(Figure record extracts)
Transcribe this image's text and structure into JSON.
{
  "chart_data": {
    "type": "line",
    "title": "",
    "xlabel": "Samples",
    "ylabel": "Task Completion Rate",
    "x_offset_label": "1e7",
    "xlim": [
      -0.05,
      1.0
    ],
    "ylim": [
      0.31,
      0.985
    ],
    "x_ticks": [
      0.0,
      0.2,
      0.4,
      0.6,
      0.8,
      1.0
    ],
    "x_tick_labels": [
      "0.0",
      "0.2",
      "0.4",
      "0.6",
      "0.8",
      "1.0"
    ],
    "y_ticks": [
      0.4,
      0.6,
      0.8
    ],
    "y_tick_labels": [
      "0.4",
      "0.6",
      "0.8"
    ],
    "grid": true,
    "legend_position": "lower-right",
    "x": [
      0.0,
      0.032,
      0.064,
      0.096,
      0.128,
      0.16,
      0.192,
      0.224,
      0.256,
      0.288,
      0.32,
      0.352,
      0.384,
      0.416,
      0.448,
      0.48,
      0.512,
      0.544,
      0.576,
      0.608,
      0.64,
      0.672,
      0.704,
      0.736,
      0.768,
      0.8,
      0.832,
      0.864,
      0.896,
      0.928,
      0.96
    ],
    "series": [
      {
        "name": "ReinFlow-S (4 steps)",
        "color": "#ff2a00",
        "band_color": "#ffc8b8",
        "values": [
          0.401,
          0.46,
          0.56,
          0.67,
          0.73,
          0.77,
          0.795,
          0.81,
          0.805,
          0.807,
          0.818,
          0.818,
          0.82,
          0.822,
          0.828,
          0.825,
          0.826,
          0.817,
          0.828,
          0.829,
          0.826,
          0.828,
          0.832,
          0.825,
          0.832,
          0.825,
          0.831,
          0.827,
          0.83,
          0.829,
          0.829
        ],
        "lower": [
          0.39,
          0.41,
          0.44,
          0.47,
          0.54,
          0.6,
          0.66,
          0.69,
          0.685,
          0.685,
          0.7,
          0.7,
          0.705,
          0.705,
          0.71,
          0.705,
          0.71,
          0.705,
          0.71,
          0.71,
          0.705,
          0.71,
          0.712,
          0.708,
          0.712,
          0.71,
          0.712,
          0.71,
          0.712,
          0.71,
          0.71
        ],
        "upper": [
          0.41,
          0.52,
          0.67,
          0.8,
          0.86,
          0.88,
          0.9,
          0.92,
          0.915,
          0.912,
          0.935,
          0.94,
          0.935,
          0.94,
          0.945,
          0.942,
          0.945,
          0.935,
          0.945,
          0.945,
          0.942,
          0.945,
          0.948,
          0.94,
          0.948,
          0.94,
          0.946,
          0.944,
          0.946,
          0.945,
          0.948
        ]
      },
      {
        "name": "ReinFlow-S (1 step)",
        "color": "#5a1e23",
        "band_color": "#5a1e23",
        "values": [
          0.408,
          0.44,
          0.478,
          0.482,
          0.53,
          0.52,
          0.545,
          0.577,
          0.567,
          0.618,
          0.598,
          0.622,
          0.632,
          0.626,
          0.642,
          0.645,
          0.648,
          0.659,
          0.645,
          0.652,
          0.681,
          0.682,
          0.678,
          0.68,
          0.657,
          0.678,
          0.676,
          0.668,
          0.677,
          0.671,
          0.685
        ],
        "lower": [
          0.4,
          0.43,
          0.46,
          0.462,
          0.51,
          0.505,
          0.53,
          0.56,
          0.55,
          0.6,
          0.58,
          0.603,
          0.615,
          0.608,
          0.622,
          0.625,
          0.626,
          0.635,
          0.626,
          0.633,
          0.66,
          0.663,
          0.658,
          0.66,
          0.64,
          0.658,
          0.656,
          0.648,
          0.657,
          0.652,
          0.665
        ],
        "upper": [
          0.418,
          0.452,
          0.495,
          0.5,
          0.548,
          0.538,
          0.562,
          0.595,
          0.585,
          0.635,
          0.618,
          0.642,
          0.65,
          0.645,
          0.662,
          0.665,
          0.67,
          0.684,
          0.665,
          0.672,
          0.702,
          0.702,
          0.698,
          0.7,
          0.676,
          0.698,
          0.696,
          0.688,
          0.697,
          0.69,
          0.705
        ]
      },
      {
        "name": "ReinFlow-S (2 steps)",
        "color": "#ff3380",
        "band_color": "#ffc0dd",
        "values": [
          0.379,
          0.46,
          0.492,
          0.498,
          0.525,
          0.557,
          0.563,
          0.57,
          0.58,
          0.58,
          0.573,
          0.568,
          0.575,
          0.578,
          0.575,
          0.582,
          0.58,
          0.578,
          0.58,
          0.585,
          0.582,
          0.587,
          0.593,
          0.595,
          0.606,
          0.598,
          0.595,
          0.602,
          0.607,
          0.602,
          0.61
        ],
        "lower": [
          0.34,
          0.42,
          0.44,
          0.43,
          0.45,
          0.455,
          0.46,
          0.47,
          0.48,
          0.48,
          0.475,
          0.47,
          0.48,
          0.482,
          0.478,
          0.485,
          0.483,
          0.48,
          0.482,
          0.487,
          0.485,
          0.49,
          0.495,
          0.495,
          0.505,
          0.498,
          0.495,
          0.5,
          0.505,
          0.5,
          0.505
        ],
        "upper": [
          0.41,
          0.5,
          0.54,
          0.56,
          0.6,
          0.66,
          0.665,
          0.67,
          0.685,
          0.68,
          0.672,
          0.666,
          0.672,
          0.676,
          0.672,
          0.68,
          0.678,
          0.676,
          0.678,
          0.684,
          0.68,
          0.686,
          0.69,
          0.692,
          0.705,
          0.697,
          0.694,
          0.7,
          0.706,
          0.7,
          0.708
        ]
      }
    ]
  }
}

■ TASK DIRECTIONS:
Find the string "steps" in the listing and return every line that holds it.

■ ANSWER TO THIS TASK:
        "name": "ReinFlow-S (4 steps)",
        "name": "ReinFlow-S (2 steps)",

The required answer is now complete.